***** Items *****

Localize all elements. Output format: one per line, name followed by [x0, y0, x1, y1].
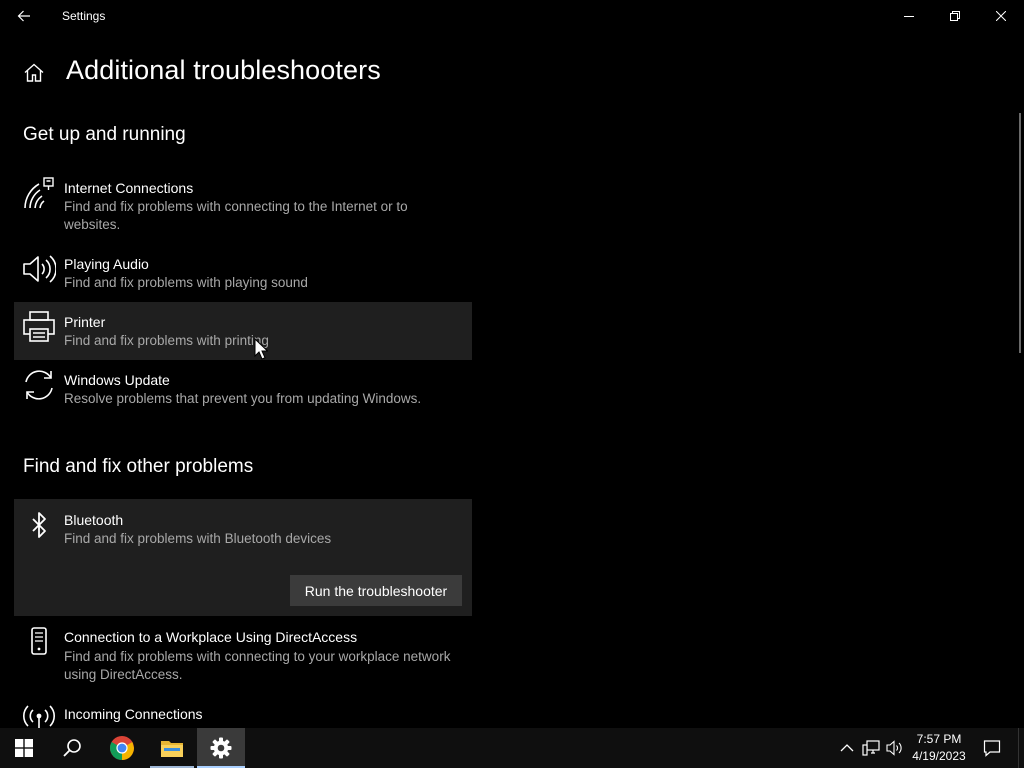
item-title: Bluetooth: [64, 512, 124, 528]
clock-date: 4/19/2023: [912, 749, 966, 763]
start-button[interactable]: [0, 728, 48, 768]
minimize-icon: [904, 16, 914, 17]
item-description: Find and fix problems with connecting to…: [64, 649, 451, 682]
taskbar-file-explorer[interactable]: [148, 728, 196, 768]
volume-tray-button[interactable]: [885, 738, 905, 758]
wifi-ethernet-icon: [24, 177, 54, 209]
clock-time: 7:57 PM: [916, 732, 962, 746]
taskbar: 7:57 PM 4/19/2023: [0, 728, 1024, 768]
mouse-cursor-icon: [254, 338, 268, 360]
file-explorer-icon: [161, 741, 183, 757]
search-button[interactable]: [48, 728, 96, 768]
troubleshooter-printer[interactable]: Printer Find and fix problems with print…: [14, 302, 472, 360]
phone-icon: [31, 627, 47, 655]
title-bar: Settings: [0, 0, 1024, 32]
section-title-get-up-and-running: Get up and running: [23, 124, 186, 145]
troubleshooter-playing-audio[interactable]: Playing Audio Find and fix problems with…: [14, 248, 472, 296]
notification-icon: [983, 740, 1001, 757]
item-title: Incoming Connections: [64, 706, 203, 722]
troubleshooter-internet-connections[interactable]: Internet Connections Find and fix proble…: [14, 172, 472, 238]
scrollbar-thumb[interactable]: [1019, 113, 1021, 353]
antenna-icon: [23, 705, 55, 728]
bluetooth-icon: [32, 512, 46, 538]
troubleshooter-bluetooth[interactable]: Bluetooth Find and fix problems with Blu…: [14, 499, 472, 616]
item-title: Windows Update: [64, 372, 170, 388]
troubleshooter-windows-update[interactable]: Windows Update Resolve problems that pre…: [14, 364, 472, 412]
restore-icon: [950, 11, 960, 21]
item-description: Find and fix problems with connecting to…: [64, 199, 408, 232]
minimize-button[interactable]: [886, 0, 932, 32]
refresh-icon: [25, 370, 53, 400]
item-description: Find and fix problems with playing sound: [64, 275, 308, 290]
network-tray-button[interactable]: [861, 738, 881, 758]
item-title: Internet Connections: [64, 180, 194, 196]
item-title: Connection to a Workplace Using DirectAc…: [64, 629, 358, 645]
item-description: Find and fix problems with Bluetooth dev…: [64, 531, 332, 546]
start-icon: [15, 739, 33, 757]
item-title: Printer: [64, 314, 106, 330]
back-button[interactable]: [8, 4, 40, 28]
settings-gear-icon: [210, 737, 232, 759]
troubleshooter-incoming-connections[interactable]: Incoming Connections: [14, 698, 472, 728]
action-center-button[interactable]: [978, 728, 1006, 768]
home-button[interactable]: [22, 61, 46, 85]
section-title-find-and-fix-other-problems: Find and fix other problems: [23, 456, 254, 477]
search-icon: [63, 739, 81, 757]
home-icon: [24, 63, 44, 82]
taskbar-clock[interactable]: 7:57 PM 4/19/2023: [906, 731, 972, 765]
troubleshooter-directaccess[interactable]: Connection to a Workplace Using DirectAc…: [14, 622, 472, 688]
show-hidden-icons-button[interactable]: [837, 738, 857, 758]
show-desktop-button[interactable]: [1018, 728, 1024, 768]
chrome-icon: [109, 736, 134, 760]
item-description: Resolve problems that prevent you from u…: [64, 391, 422, 406]
printer-icon: [23, 311, 55, 342]
back-arrow-icon: [17, 10, 30, 22]
run-troubleshooter-button[interactable]: Run the troubleshooter: [290, 575, 462, 606]
network-icon: [862, 740, 880, 756]
speaker-icon: [23, 255, 56, 283]
chevron-up-icon: [840, 744, 854, 752]
taskbar-settings[interactable]: [197, 728, 245, 768]
window-title: Settings: [62, 9, 106, 23]
item-title: Playing Audio: [64, 256, 149, 272]
restore-button[interactable]: [932, 0, 978, 32]
close-button[interactable]: [978, 0, 1024, 32]
close-icon: [996, 11, 1006, 21]
volume-icon: [886, 740, 902, 756]
page-title: Additional troubleshooters: [66, 55, 381, 85]
taskbar-chrome[interactable]: [98, 728, 146, 768]
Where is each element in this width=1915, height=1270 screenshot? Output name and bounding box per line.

*****

Copy the rows word for word, from the line with "item-title: Bluetooth: [64, 512, 124, 528]" up to and including the line with "item-title: Internet Connections: [64, 180, 194, 196]".

• **Output of the task**
item-title: Bluetooth: [64, 512, 124, 528]
clock-date: 4/19/2023: [912, 749, 966, 763]
start-button[interactable]: [0, 728, 48, 768]
minimize-icon: [904, 16, 914, 17]
item-description: Find and fix problems with connecting to…: [64, 649, 451, 682]
taskbar-file-explorer[interactable]: [148, 728, 196, 768]
volume-tray-button[interactable]: [885, 738, 905, 758]
wifi-ethernet-icon: [24, 177, 54, 209]
clock-time: 7:57 PM: [916, 732, 962, 746]
taskbar: 7:57 PM 4/19/2023: [0, 728, 1024, 768]
mouse-cursor-icon: [254, 338, 268, 360]
file-explorer-icon: [161, 741, 183, 757]
search-button[interactable]: [48, 728, 96, 768]
troubleshooter-printer[interactable]: Printer Find and fix problems with print…: [14, 302, 472, 360]
phone-icon: [31, 627, 47, 655]
title-bar: Settings: [0, 0, 1024, 32]
section-title-get-up-and-running: Get up and running: [23, 124, 186, 145]
troubleshooter-playing-audio[interactable]: Playing Audio Find and fix problems with…: [14, 248, 472, 296]
notification-icon: [983, 740, 1001, 757]
item-title: Incoming Connections: [64, 706, 203, 722]
troubleshooter-internet-connections[interactable]: Internet Connections Find and fix proble…: [14, 172, 472, 238]
scrollbar-thumb[interactable]: [1019, 113, 1021, 353]
antenna-icon: [23, 705, 55, 728]
bluetooth-icon: [32, 512, 46, 538]
troubleshooter-bluetooth[interactable]: Bluetooth Find and fix problems with Blu…: [14, 499, 472, 616]
item-title: Windows Update: [64, 372, 170, 388]
troubleshooter-windows-update[interactable]: Windows Update Resolve problems that pre…: [14, 364, 472, 412]
restore-icon: [950, 11, 960, 21]
item-description: Find and fix problems with connecting to…: [64, 199, 408, 232]
minimize-button[interactable]: [886, 0, 932, 32]
refresh-icon: [25, 370, 53, 400]
item-description: Find and fix problems with playing sound: [64, 275, 308, 290]
network-tray-button[interactable]: [861, 738, 881, 758]
item-title: Internet Connections: [64, 180, 194, 196]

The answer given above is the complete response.